--- Testo in esame ---
※

Prestazioni energetiche: nuovi standard di calcolo per edifici

Prestazioni energetiche nuovi standard di calcolo per edifici
Prestazioni energetiche
In vigore dal prossimo luglio i nuovi standard energetici minimi da rispettare per edifici di nuova costruzione e ristrutturazioni, stabiliti da un decreto del Ministero dello Sviluppo Economico.

Le nuove disposizioni di legge circa le prestazioni energetiche degli edifici di nuova costruzione, entreranno in vigore dell’1 luglio 2015, avviando, di fatto l’attuazione della legge relativa alle nuove modalità di calcolo e innalzamento degli standard minimi, in poche parole, il recepimento della Direttiva Europea “Edifici a Energia Quasi Zero” (2010/31/UE).

Le nuove metologie di calcolo saranno da applicare non solo nel settore edilizio, ma anche a quello dell’impiantistica, con l’obiettivo di stabilire le prestazioni energetiche degli edifici. Le norme di riferimento principali saranno le raccomandazione Comitato Termotecnico Italiano CTI 14/2013; UNI/TS 11300 parti 1, 2, 3 e 4 e UNI EN 15193 e successive modifiche.

Per evitare la frammentazione legislativa regionale, il nuovo decreto relativo alle prestazioni energetiche, Regioni e Province autonome che non hanno ancora adottato provvedimenti di recepimento della Direttiva 2010/31/UE. In pratica, Regione e Provincia collaboreranno con il Ministero dello Sviluppo Economico per aggiornare i metodi di calcolo, i requisiti minimo di edifici ed impianti, il sistema di classificazione energetica degli edifici e la valutazione della normativa nazionale da applicare alle singole Regioni. Anche le Regioni che hanno una propria normativa, dovranno adeguarsi a quelle nazionali.

※

--- Dati forniti ---
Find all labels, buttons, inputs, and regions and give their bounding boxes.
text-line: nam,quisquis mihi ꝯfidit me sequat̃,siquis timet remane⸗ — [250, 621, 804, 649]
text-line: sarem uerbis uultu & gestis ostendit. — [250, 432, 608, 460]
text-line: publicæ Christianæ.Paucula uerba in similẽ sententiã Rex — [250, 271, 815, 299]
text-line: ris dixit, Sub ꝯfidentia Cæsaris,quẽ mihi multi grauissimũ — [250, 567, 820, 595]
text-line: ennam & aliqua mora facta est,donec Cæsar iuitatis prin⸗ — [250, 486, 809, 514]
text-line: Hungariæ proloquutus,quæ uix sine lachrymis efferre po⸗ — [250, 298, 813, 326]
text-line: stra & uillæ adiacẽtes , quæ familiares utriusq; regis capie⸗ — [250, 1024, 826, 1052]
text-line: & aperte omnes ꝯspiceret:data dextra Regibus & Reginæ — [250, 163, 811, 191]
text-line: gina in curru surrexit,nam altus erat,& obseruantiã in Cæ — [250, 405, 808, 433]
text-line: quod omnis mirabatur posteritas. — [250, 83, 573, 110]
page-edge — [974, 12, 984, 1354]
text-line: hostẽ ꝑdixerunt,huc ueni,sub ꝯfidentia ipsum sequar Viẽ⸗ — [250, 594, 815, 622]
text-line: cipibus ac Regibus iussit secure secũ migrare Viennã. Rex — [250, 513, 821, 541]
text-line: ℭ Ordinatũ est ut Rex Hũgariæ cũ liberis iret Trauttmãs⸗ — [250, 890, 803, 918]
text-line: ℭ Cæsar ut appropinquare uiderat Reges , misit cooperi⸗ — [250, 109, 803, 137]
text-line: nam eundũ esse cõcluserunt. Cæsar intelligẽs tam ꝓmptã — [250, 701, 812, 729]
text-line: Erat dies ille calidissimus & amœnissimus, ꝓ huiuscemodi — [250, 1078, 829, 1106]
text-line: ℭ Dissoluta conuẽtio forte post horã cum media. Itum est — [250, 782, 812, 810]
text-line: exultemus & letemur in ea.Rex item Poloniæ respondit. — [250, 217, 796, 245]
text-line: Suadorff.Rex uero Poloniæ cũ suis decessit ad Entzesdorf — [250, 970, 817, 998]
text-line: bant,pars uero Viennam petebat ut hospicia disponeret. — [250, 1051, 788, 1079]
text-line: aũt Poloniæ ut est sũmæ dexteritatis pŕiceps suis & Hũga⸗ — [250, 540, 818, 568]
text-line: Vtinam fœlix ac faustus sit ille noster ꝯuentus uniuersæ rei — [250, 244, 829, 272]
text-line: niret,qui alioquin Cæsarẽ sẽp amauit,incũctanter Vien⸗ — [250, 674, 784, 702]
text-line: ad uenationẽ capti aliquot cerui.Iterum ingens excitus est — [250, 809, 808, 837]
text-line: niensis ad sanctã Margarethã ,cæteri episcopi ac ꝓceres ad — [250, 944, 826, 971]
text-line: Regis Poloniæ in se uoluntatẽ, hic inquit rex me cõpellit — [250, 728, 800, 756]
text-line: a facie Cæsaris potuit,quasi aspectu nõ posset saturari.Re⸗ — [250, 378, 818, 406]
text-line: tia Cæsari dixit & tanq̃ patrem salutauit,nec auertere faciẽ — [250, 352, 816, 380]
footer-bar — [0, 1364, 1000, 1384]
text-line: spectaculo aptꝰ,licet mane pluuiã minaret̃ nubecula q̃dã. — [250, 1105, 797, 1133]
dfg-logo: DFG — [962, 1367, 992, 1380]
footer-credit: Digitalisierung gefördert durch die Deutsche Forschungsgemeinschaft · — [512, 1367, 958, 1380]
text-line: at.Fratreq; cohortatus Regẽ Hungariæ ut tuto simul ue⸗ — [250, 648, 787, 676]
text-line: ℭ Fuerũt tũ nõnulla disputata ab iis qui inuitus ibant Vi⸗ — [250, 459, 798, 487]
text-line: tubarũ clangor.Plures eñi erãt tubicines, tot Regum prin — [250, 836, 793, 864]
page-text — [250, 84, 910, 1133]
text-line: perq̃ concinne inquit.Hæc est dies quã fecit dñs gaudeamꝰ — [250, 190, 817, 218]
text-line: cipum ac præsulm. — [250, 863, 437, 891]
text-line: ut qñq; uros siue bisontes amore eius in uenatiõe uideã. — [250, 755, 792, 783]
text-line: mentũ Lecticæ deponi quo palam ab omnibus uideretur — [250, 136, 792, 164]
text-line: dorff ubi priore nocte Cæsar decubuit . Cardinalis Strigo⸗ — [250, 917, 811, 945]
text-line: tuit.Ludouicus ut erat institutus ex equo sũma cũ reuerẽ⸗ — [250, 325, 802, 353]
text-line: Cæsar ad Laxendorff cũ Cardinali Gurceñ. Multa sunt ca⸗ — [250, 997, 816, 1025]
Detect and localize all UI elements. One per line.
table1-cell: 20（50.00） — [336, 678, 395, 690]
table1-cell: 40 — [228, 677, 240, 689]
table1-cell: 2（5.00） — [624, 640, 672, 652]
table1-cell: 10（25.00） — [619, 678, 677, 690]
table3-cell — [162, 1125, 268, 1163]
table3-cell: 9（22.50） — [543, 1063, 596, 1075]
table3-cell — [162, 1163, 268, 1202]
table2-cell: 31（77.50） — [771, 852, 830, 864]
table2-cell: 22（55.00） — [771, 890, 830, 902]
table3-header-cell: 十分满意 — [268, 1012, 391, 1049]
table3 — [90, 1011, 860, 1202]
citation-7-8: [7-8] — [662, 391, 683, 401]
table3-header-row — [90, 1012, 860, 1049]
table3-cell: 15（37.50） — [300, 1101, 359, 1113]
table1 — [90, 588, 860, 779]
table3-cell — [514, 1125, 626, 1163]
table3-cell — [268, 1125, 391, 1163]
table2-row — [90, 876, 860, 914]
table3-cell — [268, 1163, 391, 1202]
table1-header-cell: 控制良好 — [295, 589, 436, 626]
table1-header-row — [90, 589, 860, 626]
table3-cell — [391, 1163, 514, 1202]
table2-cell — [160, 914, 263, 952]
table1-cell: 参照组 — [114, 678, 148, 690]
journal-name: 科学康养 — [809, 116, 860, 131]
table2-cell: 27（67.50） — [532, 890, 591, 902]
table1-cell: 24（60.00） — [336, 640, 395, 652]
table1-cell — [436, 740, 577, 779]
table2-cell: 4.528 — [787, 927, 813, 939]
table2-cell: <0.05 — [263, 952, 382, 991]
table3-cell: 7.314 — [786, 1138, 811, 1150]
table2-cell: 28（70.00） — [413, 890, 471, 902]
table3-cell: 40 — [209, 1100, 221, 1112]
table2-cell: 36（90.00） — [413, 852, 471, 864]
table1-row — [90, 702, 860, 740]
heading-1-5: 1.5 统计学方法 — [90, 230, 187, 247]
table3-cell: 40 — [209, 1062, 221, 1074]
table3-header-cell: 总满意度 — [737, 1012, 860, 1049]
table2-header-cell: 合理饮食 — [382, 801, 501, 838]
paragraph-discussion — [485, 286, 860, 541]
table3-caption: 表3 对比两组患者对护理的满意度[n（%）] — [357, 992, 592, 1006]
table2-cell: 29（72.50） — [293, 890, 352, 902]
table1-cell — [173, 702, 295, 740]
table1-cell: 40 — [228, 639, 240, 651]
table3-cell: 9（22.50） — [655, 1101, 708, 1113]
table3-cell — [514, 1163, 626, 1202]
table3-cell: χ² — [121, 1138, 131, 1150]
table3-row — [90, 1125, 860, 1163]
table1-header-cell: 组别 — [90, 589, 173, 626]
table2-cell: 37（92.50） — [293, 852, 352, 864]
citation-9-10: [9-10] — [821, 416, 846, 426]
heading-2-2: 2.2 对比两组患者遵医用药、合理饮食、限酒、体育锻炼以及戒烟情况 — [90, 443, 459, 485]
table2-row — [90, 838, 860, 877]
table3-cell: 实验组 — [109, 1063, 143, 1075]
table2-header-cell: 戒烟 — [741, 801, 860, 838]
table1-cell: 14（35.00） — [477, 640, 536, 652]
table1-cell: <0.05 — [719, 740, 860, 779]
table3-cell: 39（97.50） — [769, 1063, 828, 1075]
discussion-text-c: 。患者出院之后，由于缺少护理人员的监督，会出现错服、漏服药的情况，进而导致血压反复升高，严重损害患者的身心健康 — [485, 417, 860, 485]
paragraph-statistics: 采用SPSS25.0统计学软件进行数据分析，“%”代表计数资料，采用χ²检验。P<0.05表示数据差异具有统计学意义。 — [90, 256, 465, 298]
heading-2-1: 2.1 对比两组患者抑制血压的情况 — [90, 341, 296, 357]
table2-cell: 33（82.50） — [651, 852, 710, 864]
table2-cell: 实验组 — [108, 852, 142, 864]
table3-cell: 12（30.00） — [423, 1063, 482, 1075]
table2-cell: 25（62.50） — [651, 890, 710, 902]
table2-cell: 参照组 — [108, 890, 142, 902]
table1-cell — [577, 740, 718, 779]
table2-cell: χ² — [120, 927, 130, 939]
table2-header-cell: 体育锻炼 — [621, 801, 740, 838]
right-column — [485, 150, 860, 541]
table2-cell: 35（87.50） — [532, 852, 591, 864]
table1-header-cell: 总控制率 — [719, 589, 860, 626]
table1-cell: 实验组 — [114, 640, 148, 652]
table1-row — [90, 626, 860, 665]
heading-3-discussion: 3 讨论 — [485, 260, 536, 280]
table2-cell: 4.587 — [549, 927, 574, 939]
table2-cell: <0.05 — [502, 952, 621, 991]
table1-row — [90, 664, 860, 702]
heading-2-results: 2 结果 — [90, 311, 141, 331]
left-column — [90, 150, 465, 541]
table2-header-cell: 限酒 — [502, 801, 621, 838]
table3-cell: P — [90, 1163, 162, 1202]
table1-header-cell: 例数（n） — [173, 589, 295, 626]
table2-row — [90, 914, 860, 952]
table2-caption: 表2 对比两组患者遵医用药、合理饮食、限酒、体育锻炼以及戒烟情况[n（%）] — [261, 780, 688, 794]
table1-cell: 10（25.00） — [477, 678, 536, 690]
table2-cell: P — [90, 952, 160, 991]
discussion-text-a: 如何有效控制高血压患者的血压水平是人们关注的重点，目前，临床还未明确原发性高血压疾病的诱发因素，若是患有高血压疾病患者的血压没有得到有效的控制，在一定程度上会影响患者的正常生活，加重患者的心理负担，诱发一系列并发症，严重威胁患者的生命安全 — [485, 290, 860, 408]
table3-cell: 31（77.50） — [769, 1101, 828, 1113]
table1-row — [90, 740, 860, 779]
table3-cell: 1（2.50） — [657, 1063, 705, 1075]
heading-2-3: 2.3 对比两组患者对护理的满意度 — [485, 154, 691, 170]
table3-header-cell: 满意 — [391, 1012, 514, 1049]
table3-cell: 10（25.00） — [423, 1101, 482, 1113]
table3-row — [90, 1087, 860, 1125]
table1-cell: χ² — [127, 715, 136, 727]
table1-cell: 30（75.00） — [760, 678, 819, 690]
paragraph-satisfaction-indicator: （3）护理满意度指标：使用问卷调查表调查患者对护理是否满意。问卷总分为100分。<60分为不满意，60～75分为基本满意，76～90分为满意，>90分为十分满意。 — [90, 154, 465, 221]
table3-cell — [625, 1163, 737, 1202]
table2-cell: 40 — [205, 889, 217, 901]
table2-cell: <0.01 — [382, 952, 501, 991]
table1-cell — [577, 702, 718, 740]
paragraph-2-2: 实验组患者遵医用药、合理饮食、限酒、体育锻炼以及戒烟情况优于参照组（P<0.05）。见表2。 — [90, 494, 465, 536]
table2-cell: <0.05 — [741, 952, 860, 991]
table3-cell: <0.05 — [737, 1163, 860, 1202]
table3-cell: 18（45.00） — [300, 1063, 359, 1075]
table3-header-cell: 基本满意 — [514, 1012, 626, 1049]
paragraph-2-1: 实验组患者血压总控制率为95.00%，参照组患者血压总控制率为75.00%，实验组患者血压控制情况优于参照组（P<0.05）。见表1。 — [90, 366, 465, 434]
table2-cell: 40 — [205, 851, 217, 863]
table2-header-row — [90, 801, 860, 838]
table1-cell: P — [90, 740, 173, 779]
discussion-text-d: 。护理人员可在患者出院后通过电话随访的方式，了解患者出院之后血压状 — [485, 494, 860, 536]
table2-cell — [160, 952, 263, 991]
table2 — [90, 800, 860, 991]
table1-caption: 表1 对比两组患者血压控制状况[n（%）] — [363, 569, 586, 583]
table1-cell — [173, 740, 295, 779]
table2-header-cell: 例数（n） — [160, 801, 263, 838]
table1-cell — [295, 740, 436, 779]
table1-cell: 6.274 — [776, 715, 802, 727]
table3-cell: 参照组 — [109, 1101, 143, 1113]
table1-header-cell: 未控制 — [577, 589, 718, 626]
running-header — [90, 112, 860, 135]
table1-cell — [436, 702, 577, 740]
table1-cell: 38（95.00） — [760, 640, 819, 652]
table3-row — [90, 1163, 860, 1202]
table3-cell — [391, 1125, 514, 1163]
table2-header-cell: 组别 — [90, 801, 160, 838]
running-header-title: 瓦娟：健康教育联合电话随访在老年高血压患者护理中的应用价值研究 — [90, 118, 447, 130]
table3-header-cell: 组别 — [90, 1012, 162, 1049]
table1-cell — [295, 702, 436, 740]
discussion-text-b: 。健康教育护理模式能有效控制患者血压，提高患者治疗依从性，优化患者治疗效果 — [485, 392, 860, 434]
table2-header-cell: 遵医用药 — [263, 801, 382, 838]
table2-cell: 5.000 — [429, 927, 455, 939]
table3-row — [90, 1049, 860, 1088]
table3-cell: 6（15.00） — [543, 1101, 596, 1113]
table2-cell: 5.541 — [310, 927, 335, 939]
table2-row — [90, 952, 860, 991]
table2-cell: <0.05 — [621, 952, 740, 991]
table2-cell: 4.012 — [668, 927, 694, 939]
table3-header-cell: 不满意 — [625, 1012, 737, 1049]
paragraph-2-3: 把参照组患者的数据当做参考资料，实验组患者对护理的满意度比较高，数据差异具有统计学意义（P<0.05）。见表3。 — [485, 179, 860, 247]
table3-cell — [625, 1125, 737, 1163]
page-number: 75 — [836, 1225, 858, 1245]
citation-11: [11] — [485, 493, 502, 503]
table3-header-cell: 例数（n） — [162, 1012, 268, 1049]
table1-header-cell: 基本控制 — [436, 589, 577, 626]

※

--- Compiti da svolgere ---
[a] Riassumi in due frasi il testo sui nuovi standard energetici per gli edifici.
[b] Nel testo sulle prestazioni energetiche, quale raccomandazione del Comitato Termotecnico Italiano compare tra le norme di riferimento principali?
[c] Riprendi il testo sulle prestazioni energetiche degli edifici dopo la sua ultima frase.

--- Risposte ---
[a] Dal 1° luglio 2015 entrano in vigore i nuovi standard energetici minimi per edifici di nuova costruzione e ristrutturazioni, stabiliti da un decreto del Ministero dello Sviluppo Economico per recepire la Direttiva Europea 2010/31/UE. Le nuove metodologie di calcolo varranno anche per l'impiantistica, e anche le Regioni con una propria normativa dovranno adeguarsi a quella nazionale.

[b] La raccomandazione CTI 14/2013.

[c]
Inoltre, il fabbisogno energetico annuo globale, dovrà essere calcolato per ogni servizio energetico (riscaldamento, raffrescamento, ventilazione, illuminazione). Il decreto sulle prestazioni energetiche, non riguarda gli edifici esistenti ma solo quelli di nuova costruzione, ristrutturazioni consistenti e riqualificazioni energetiche volontarie.

Il nuovo decreto tende a ottimizzare il rapporto costi/benefici degli interventi, rafforzando gli standard energetici minimi, sempre riferendosi a edifici di nuova costruzione e per quelli ristrutturati. L’obiettivo è raggiungere l’obiettivo che si prefigge la legge, vale a dire la realizzazione di Edifici a Energia Quasi Zero.

Sono tre le fasi in cui si svilupperà la nuova legge delle prestazioni energetiche. La prima fase entrerà in vigore l’1 luglio 2015 ed introdurrà i requisiti minimi richiesti. A partire dall’1 gennaio 2019, invece, riguarderà gli edifici pubblici; la terza e ultima fase, che aumenterà i requisiti minimi, entrerà in vigore l’1 gennaio 2021 e riguarderà tutti gli altri edifici e, in definitiva, introdurrà gli edifici a energia quasi zero.